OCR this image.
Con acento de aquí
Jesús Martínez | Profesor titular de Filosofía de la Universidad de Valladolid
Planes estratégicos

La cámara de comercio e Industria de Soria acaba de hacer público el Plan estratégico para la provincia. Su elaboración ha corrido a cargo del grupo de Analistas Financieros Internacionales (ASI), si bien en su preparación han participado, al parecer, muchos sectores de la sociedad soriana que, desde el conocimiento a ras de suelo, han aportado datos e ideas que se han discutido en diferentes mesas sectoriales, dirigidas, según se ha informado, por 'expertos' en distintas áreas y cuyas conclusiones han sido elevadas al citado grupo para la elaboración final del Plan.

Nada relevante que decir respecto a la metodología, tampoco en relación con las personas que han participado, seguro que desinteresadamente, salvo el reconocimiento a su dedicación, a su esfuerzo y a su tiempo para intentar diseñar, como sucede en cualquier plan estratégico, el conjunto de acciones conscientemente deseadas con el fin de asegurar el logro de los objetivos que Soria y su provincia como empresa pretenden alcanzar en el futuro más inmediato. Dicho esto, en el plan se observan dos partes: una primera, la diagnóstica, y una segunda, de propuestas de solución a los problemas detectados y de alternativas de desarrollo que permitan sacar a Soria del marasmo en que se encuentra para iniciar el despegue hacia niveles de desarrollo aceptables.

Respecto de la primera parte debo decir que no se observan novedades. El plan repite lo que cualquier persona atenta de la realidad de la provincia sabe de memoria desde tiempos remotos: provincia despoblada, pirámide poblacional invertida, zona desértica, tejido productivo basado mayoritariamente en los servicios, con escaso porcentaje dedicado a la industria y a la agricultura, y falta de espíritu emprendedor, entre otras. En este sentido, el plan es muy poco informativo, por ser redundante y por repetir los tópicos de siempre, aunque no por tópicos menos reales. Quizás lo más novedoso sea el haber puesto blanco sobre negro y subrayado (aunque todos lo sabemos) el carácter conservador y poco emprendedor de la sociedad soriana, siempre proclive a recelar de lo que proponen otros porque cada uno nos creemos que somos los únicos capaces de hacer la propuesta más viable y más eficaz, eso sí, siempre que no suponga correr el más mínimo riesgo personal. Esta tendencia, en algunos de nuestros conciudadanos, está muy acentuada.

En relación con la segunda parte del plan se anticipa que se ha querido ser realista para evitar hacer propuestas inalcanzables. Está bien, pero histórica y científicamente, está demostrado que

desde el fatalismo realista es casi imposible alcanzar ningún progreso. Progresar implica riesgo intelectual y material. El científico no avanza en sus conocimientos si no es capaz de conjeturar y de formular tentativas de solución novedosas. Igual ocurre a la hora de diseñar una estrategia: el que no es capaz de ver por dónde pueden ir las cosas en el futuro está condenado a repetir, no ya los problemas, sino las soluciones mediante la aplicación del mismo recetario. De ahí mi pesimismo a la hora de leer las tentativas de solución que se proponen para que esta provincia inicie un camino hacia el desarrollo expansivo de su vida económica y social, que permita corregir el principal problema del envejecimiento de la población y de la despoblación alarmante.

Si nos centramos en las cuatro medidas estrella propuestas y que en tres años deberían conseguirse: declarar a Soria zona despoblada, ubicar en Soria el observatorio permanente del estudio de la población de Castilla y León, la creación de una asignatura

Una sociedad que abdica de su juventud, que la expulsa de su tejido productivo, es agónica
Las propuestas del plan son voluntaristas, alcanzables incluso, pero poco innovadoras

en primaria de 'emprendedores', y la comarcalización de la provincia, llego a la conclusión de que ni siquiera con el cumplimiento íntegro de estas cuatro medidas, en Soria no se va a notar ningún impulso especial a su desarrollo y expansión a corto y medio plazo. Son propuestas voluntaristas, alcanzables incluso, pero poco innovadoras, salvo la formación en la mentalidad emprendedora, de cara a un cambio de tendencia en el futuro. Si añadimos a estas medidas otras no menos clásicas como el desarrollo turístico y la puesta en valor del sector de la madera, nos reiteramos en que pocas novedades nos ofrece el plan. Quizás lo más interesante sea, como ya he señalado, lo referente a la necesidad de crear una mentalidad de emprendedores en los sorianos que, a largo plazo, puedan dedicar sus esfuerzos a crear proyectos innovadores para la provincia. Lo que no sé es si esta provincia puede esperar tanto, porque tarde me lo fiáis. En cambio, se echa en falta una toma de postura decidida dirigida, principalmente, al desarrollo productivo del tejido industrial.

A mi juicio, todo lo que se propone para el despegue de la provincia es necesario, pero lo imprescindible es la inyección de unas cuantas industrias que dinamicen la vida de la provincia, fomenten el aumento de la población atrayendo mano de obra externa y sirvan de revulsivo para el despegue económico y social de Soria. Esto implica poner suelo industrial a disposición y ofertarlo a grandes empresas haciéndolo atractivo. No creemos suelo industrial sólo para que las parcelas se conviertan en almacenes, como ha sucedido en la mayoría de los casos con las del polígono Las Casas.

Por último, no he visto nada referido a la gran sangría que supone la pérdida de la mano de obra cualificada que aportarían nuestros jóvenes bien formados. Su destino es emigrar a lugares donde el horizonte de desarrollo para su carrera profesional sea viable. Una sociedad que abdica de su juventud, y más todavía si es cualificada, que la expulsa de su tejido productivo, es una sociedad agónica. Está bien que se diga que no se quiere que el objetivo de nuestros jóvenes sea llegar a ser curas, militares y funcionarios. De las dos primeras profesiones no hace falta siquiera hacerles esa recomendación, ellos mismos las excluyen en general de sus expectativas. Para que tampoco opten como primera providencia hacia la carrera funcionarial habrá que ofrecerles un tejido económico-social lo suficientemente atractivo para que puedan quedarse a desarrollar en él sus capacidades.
·····
AIM: Your task is to print all of the records exactly.

OUTPUT FOR THIS EXERCISE:
OCR this image.
Con acento de aquí
Jesús Martínez | Profesor titular de Filosofía de la Universidad de Valladolid
Planes estratégicos

La cámara de comercio e Industria de Soria acaba de hacer público el Plan estratégico para la provincia. Su elaboración ha corrido a cargo del grupo de Analistas Financieros Internacionales (ASI), si bien en su preparación han participado, al parecer, muchos sectores de la sociedad soriana que, desde el conocimiento a ras de suelo, han aportado datos e ideas que se han discutido en diferentes mesas sectoriales, dirigidas, según se ha informado, por 'expertos' en distintas áreas y cuyas conclusiones han sido elevadas al citado grupo para la elaboración final del Plan.

Nada relevante que decir respecto a la metodología, tampoco en relación con las personas que han participado, seguro que desinteresadamente, salvo el reconocimiento a su dedicación, a su esfuerzo y a su tiempo para intentar diseñar, como sucede en cualquier plan estratégico, el conjunto de acciones conscientemente deseadas con el fin de asegurar el logro de los objetivos que Soria y su provincia como empresa pretenden alcanzar en el futuro más inmediato. Dicho esto, en el plan se observan dos partes: una primera, la diagnóstica, y una segunda, de propuestas de solución a los problemas detectados y de alternativas de desarrollo que permitan sacar a Soria del marasmo en que se encuentra para iniciar el despegue hacia niveles de desarrollo aceptables.

Respecto de la primera parte debo decir que no se observan novedades. El plan repite lo que cualquier persona atenta de la realidad de la provincia sabe de memoria desde tiempos remotos: provincia despoblada, pirámide poblacional invertida, zona desértica, tejido productivo basado mayoritariamente en los servicios, con escaso porcentaje dedicado a la industria y a la agricultura, y falta de espíritu emprendedor, entre otras. En este sentido, el plan es muy poco informativo, por ser redundante y por repetir los tópicos de siempre, aunque no por tópicos menos reales. Quizás lo más novedoso sea el haber puesto blanco sobre negro y subrayado (aunque todos lo sabemos) el carácter conservador y poco emprendedor de la sociedad soriana, siempre proclive a recelar de lo que proponen otros porque cada uno nos creemos que somos los únicos capaces de hacer la propuesta más viable y más eficaz, eso sí, siempre que no suponga correr el más mínimo riesgo personal. Esta tendencia, en algunos de nuestros conciudadanos, está muy acentuada.

En relación con la segunda parte del plan se anticipa que se ha querido ser realista para evitar hacer propuestas inalcanzables. Está bien, pero histórica y científicamente, está demostrado que

desde el fatalismo realista es casi imposible alcanzar ningún progreso. Progresar implica riesgo intelectual y material. El científico no avanza en sus conocimientos si no es capaz de conjeturar y de formular tentativas de solución novedosas. Igual ocurre a la hora de diseñar una estrategia: el que no es capaz de ver por dónde pueden ir las cosas en el futuro está condenado a repetir, no ya los problemas, sino las soluciones mediante la aplicación del mismo recetario. De ahí mi pesimismo a la hora de leer las tentativas de solución que se proponen para que esta provincia inicie un camino hacia el desarrollo expansivo de su vida económica y social, que permita corregir el principal problema del envejecimiento de la población y de la despoblación alarmante.

Si nos centramos en las cuatro medidas estrella propuestas y que en tres años deberían conseguirse: declarar a Soria zona despoblada, ubicar en Soria el observatorio permanente del estudio de la población de Castilla y León, la creación de una asignatura

Una sociedad que abdica de su juventud, que la expulsa de su tejido productivo, es agónica
Las propuestas del plan son voluntaristas, alcanzables incluso, pero poco innovadoras

en primaria de 'emprendedores', y la comarcalización de la provincia, llego a la conclusión de que ni siquiera con el cumplimiento íntegro de estas cuatro medidas, en Soria no se va a notar ningún impulso especial a su desarrollo y expansión a corto y medio plazo. Son propuestas voluntaristas, alcanzables incluso, pero poco innovadoras, salvo la formación en la mentalidad emprendedora, de cara a un cambio de tendencia en el futuro. Si añadimos a estas medidas otras no menos clásicas como el desarrollo turístico y la puesta en valor del sector de la madera, nos reiteramos en que pocas novedades nos ofrece el plan. Quizás lo más interesante sea, como ya he señalado, lo referente a la necesidad de crear una mentalidad de emprendedores en los sorianos que, a largo plazo, puedan dedicar sus esfuerzos a crear proyectos innovadores para la provincia. Lo que no sé es si esta provincia puede esperar tanto, porque tarde me lo fiáis. En cambio, se echa en falta una toma de postura decidida dirigida, principalmente, al desarrollo productivo del tejido industrial.

A mi juicio, todo lo que se propone para el despegue de la provincia es necesario, pero lo imprescindible es la inyección de unas cuantas industrias que dinamicen la vida de la provincia, fomenten el aumento de la población atrayendo mano de obra externa y sirvan de revulsivo para el despegue económico y social de Soria. Esto implica poner suelo industrial a disposición y ofertarlo a grandes empresas haciéndolo atractivo. No creemos suelo industrial sólo para que las parcelas se conviertan en almacenes, como ha sucedido en la mayoría de los casos con las del polígono Las Casas.

Por último, no he visto nada referido a la gran sangría que supone la pérdida de la mano de obra cualificada que aportarían nuestros jóvenes bien formados. Su destino es emigrar a lugares donde el horizonte de desarrollo para su carrera profesional sea viable. Una sociedad que abdica de su juventud, y más todavía si es cualificada, que la expulsa de su tejido productivo, es una sociedad agónica. Está bien que se diga que no se quiere que el objetivo de nuestros jóvenes sea llegar a ser curas, militares y funcionarios. De las dos primeras profesiones no hace falta siquiera hacerles esa recomendación, ellos mismos las excluyen en general de sus expectativas. Para que tampoco opten como primera providencia hacia la carrera funcionarial habrá que ofrecerles un tejido económico-social lo suficientemente atractivo para que puedan quedarse a desarrollar en él sus capacidades.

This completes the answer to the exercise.